Quote the lines from the beginning of the records through the line holding "row-number[interactable]: 39 xyxy=(444,690,478,709)", inclusive.

◆ **Collected data entries**
----
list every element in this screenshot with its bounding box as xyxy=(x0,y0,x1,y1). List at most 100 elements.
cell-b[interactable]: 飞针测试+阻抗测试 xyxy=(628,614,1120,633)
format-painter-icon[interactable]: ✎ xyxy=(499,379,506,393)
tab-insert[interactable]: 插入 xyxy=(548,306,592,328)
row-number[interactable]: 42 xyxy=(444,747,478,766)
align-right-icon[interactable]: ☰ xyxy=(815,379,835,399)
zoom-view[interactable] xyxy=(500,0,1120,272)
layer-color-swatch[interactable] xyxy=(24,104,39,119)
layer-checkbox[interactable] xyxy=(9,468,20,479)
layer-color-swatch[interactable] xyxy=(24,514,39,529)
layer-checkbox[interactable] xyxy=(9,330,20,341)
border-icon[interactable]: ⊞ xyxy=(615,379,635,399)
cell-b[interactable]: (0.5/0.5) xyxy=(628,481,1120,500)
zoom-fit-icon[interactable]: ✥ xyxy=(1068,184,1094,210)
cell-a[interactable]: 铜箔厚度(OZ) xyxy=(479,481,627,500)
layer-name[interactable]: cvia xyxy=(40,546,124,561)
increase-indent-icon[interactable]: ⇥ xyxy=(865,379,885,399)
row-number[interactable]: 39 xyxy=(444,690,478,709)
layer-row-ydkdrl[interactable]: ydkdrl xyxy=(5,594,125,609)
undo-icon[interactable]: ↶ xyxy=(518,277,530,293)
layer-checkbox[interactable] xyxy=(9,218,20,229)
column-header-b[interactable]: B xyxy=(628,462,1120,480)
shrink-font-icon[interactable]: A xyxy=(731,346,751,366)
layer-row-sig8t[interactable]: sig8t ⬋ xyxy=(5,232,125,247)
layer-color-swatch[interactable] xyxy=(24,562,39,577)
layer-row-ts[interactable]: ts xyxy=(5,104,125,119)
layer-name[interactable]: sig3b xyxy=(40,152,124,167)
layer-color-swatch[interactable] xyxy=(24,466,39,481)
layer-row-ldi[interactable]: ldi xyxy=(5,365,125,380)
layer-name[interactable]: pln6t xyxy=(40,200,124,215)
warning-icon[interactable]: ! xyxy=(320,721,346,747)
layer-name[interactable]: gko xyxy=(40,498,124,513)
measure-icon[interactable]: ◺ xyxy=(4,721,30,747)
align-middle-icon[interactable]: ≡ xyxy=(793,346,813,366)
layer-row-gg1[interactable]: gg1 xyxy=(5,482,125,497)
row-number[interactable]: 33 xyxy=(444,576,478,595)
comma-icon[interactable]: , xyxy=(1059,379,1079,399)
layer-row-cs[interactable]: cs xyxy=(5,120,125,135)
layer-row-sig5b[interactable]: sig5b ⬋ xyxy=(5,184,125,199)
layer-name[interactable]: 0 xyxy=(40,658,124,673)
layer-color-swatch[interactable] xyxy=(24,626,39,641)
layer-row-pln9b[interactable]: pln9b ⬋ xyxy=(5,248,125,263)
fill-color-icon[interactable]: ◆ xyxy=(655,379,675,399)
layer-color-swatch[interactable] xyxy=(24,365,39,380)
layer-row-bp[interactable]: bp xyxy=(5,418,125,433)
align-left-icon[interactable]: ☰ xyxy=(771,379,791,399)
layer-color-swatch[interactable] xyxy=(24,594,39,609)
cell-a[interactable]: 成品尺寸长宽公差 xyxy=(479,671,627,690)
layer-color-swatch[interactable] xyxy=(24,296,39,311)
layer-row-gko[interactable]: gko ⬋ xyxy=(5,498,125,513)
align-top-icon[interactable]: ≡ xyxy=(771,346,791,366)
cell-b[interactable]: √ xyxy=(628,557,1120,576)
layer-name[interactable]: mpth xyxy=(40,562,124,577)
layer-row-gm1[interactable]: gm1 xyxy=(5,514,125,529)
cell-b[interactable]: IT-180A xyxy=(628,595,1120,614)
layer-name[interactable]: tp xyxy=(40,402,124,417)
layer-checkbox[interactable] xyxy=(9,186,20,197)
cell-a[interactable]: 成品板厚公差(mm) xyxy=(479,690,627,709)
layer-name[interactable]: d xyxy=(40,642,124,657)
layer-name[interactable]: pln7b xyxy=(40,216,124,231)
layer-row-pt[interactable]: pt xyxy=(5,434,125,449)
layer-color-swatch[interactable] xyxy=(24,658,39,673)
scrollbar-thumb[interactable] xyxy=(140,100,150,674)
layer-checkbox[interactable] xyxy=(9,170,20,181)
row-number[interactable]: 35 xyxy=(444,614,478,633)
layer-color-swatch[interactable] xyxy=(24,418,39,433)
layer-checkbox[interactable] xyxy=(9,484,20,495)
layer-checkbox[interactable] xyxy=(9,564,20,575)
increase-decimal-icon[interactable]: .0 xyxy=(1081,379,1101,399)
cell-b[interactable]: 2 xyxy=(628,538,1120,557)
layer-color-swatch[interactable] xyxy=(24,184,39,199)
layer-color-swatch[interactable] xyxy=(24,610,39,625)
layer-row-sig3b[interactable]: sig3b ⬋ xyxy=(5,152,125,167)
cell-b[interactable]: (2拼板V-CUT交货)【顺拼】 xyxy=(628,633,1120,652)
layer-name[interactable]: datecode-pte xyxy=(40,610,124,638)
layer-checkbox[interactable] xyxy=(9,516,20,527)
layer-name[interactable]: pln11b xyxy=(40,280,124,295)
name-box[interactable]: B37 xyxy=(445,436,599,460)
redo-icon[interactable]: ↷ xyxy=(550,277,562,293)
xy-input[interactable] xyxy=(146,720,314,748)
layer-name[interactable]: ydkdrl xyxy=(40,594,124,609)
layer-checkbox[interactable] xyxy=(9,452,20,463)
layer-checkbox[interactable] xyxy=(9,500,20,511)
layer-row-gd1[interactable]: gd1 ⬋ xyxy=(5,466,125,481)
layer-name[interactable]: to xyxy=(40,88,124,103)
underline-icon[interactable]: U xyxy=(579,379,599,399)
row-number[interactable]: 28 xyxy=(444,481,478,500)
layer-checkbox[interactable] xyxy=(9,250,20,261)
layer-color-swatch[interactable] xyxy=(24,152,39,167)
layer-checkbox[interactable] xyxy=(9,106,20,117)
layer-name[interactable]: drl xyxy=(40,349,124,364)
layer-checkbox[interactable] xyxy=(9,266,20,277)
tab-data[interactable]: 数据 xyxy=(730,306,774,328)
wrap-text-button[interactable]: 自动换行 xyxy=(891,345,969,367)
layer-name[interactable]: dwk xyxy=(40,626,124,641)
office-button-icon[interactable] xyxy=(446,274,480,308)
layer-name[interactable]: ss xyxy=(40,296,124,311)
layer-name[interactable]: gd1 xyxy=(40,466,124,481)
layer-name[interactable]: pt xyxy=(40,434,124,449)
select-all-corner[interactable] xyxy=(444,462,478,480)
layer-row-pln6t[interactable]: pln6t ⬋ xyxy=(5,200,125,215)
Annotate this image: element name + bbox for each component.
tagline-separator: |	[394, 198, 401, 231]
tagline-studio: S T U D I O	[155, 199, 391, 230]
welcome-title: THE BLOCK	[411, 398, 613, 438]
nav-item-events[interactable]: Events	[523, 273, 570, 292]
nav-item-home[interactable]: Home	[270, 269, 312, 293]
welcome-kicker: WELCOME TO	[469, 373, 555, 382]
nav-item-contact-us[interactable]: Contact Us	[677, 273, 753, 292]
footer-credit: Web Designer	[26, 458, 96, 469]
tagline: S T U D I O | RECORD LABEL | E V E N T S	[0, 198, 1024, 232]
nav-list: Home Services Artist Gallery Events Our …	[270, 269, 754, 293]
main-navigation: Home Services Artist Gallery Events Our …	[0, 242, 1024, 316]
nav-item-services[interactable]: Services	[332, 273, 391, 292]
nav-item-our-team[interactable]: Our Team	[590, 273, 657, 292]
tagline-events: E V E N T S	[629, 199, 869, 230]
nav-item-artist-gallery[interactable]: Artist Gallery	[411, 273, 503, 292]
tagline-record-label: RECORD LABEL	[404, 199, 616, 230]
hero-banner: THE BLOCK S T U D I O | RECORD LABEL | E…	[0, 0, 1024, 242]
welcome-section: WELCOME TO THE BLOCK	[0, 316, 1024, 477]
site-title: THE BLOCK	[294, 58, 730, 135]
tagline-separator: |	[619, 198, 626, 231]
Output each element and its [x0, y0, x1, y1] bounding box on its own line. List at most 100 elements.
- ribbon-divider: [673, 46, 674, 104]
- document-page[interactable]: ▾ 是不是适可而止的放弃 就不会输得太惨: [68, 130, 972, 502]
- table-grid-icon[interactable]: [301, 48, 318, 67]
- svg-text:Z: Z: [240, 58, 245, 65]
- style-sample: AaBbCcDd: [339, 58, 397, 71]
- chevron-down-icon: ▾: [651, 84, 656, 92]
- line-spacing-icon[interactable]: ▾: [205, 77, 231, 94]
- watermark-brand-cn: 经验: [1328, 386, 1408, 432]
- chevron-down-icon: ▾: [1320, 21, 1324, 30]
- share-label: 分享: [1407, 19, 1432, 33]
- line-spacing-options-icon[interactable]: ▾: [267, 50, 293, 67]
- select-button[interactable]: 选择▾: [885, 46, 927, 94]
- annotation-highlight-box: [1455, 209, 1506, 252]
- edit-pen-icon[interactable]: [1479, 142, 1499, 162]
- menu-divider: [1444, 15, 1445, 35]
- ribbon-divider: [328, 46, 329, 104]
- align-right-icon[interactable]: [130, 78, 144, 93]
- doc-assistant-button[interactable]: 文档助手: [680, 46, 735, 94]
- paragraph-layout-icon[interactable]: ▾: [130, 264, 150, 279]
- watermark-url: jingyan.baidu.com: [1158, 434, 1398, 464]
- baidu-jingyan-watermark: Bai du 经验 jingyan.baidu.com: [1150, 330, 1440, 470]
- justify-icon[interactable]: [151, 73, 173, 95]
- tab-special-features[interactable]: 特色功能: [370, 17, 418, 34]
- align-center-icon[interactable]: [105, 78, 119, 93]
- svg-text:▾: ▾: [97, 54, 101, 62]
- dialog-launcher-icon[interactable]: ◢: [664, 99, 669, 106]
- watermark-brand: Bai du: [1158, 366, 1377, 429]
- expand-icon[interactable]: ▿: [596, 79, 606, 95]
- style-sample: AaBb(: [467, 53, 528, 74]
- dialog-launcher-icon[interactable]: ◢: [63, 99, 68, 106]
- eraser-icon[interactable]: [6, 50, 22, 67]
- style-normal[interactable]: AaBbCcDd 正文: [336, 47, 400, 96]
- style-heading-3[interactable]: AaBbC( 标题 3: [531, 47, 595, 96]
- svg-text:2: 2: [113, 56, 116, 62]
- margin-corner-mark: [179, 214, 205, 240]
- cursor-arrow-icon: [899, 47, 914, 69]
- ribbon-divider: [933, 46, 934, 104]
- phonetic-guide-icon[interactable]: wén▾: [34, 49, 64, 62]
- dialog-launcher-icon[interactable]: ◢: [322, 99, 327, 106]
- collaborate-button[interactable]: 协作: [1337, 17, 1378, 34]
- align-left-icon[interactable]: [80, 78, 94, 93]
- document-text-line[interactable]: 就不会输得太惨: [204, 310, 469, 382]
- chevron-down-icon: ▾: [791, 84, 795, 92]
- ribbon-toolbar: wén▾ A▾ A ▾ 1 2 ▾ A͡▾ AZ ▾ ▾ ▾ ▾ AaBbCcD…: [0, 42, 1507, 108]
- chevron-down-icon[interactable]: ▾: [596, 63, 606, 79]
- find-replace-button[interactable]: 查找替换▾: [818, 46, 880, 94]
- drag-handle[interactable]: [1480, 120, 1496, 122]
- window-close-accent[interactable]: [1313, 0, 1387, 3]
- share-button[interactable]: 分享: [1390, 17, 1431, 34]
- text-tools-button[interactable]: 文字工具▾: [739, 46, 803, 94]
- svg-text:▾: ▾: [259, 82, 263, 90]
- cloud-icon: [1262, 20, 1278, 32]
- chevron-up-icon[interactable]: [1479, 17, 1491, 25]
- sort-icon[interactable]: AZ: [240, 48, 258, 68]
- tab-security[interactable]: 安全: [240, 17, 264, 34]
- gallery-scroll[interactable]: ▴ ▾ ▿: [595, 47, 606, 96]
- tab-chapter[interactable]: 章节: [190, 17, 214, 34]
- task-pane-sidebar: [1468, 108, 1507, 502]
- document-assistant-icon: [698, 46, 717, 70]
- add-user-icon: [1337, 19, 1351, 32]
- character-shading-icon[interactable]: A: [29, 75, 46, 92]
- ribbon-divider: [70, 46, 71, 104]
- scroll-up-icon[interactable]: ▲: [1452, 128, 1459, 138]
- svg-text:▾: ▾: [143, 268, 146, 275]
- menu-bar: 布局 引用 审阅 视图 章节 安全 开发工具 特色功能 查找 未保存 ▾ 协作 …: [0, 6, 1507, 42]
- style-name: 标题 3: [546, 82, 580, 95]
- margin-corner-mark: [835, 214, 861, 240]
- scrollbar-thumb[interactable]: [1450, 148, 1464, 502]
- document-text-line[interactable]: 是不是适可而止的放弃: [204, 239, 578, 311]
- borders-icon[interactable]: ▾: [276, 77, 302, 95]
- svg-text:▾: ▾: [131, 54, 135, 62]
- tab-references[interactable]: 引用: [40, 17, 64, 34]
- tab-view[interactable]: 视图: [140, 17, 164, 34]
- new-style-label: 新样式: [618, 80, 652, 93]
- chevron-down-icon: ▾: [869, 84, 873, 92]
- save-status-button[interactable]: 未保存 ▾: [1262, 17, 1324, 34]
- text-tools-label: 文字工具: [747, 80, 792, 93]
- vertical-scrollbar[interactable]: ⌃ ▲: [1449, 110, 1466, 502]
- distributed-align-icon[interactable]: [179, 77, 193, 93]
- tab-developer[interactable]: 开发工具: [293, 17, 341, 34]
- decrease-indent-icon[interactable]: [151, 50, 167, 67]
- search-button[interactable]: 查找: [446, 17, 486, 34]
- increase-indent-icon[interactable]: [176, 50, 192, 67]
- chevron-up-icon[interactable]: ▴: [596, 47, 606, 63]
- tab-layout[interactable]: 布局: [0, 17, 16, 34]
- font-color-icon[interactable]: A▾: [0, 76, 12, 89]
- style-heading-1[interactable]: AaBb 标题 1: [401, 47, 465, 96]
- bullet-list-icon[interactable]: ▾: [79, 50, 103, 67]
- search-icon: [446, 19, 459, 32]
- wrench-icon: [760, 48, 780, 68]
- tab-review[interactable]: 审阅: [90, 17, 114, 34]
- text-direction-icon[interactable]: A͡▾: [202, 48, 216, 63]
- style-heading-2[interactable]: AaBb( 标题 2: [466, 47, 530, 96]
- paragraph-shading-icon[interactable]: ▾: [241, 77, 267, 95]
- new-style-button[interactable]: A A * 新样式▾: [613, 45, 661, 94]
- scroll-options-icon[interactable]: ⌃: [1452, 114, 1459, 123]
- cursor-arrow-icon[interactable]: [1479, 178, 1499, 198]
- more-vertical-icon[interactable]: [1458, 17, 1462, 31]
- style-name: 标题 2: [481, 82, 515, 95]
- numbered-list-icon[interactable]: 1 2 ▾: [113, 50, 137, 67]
----
◆ **RESULT OF THIS EXERCISE**
list every element in this screenshot with its bounding box as xyxy=(x0,y0,x1,y1). List at most 100 elements.
cell-b[interactable]: 飞针测试+阻抗测试 xyxy=(628,614,1120,633)
format-painter-icon[interactable]: ✎ xyxy=(499,379,506,393)
tab-insert[interactable]: 插入 xyxy=(548,306,592,328)
row-number[interactable]: 42 xyxy=(444,747,478,766)
align-right-icon[interactable]: ☰ xyxy=(815,379,835,399)
zoom-view[interactable] xyxy=(500,0,1120,272)
layer-color-swatch[interactable] xyxy=(24,104,39,119)
layer-checkbox[interactable] xyxy=(9,468,20,479)
layer-color-swatch[interactable] xyxy=(24,514,39,529)
layer-checkbox[interactable] xyxy=(9,330,20,341)
border-icon[interactable]: ⊞ xyxy=(615,379,635,399)
cell-b[interactable]: (0.5/0.5) xyxy=(628,481,1120,500)
zoom-fit-icon[interactable]: ✥ xyxy=(1068,184,1094,210)
cell-a[interactable]: 铜箔厚度(OZ) xyxy=(479,481,627,500)
layer-name[interactable]: cvia xyxy=(40,546,124,561)
increase-indent-icon[interactable]: ⇥ xyxy=(865,379,885,399)
row-number[interactable]: 39 xyxy=(444,690,478,709)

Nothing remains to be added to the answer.